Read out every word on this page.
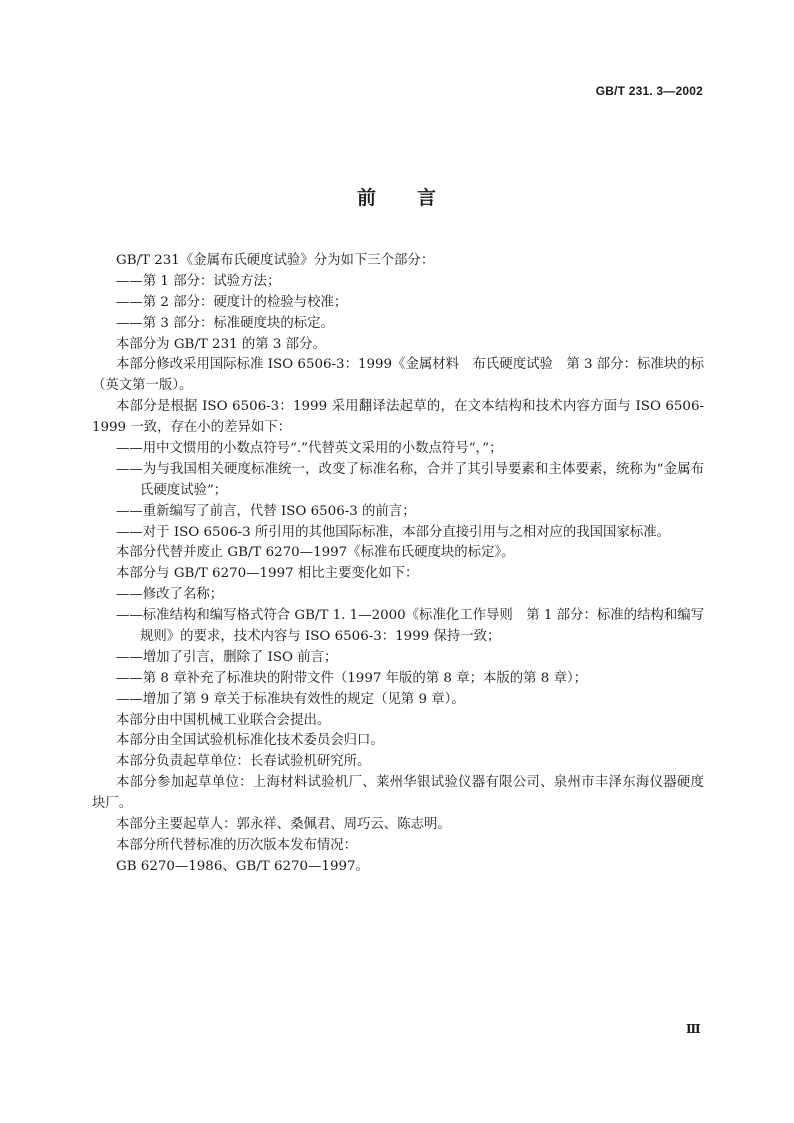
GB/T 231. 3—2002
前　　言
GB/T 231《金属布氏硬度试验》分为如下三个部分：
——第 1 部分：试验方法；
——第 2 部分：硬度计的检验与校准；
——第 3 部分：标准硬度块的标定。
本部分为 GB/T 231 的第 3 部分。
本部分修改采用国际标准 ISO 6506-3：1999《金属材料　布氏硬度试验　第 3 部分：标准块的标
（英文第一版）。
本部分是根据 ISO 6506-3：1999 采用翻译法起草的，在文本结构和技术内容方面与 ISO 6506-
1999 一致，存在小的差异如下：
——用中文惯用的小数点符号“.”代替英文采用的小数点符号“，”；
——为与我国相关硬度标准统一，改变了标准名称，合并了其引导要素和主体要素，统称为“金属布
氏硬度试验”；
——重新编写了前言，代替 ISO 6506-3 的前言；
——对于 ISO 6506-3 所引用的其他国际标准，本部分直接引用与之相对应的我国国家标准。
本部分代替并废止 GB/T 6270—1997《标准布氏硬度块的标定》。
本部分与 GB/T 6270—1997 相比主要变化如下：
——修改了名称；
——标准结构和编写格式符合 GB/T 1. 1—2000《标准化工作导则　第 1 部分：标准的结构和编写
规则》的要求，技术内容与 ISO 6506-3：1999 保持一致；
——增加了引言，删除了 ISO 前言；
——第 8 章补充了标准块的附带文件（1997 年版的第 8 章；本版的第 8 章）；
——增加了第 9 章关于标准块有效性的规定（见第 9 章）。
本部分由中国机械工业联合会提出。
本部分由全国试验机标准化技术委员会归口。
本部分负责起草单位：长春试验机研究所。
本部分参加起草单位：上海材料试验机厂、莱州华银试验仪器有限公司、泉州市丰泽东海仪器硬度
块厂。
本部分主要起草人：郭永祥、桑佩君、周巧云、陈志明。
本部分所代替标准的历次版本发布情况：
GB 6270—1986、GB/T 6270—1997。
Ⅲ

++++

**TASK TO COMPLETE**
Your task is to repeat the material above exactly, without its pictures.

**ANSWER BELOW**
Read out every word on this page.
GB/T 231. 3—2002
前　　言
GB/T 231《金属布氏硬度试验》分为如下三个部分：
——第 1 部分：试验方法；
——第 2 部分：硬度计的检验与校准；
——第 3 部分：标准硬度块的标定。
本部分为 GB/T 231 的第 3 部分。
本部分修改采用国际标准 ISO 6506-3：1999《金属材料　布氏硬度试验　第 3 部分：标准块的标
（英文第一版）。
本部分是根据 ISO 6506-3：1999 采用翻译法起草的，在文本结构和技术内容方面与 ISO 6506-
1999 一致，存在小的差异如下：
——用中文惯用的小数点符号“.”代替英文采用的小数点符号“，”；
——为与我国相关硬度标准统一，改变了标准名称，合并了其引导要素和主体要素，统称为“金属布
氏硬度试验”；
——重新编写了前言，代替 ISO 6506-3 的前言；
——对于 ISO 6506-3 所引用的其他国际标准，本部分直接引用与之相对应的我国国家标准。
本部分代替并废止 GB/T 6270—1997《标准布氏硬度块的标定》。
本部分与 GB/T 6270—1997 相比主要变化如下：
——修改了名称；
——标准结构和编写格式符合 GB/T 1. 1—2000《标准化工作导则　第 1 部分：标准的结构和编写
规则》的要求，技术内容与 ISO 6506-3：1999 保持一致；
——增加了引言，删除了 ISO 前言；
——第 8 章补充了标准块的附带文件（1997 年版的第 8 章；本版的第 8 章）；
——增加了第 9 章关于标准块有效性的规定（见第 9 章）。
本部分由中国机械工业联合会提出。
本部分由全国试验机标准化技术委员会归口。
本部分负责起草单位：长春试验机研究所。
本部分参加起草单位：上海材料试验机厂、莱州华银试验仪器有限公司、泉州市丰泽东海仪器硬度
块厂。
本部分主要起草人：郭永祥、桑佩君、周巧云、陈志明。
本部分所代替标准的历次版本发布情况：
GB 6270—1986、GB/T 6270—1997。
Ⅲ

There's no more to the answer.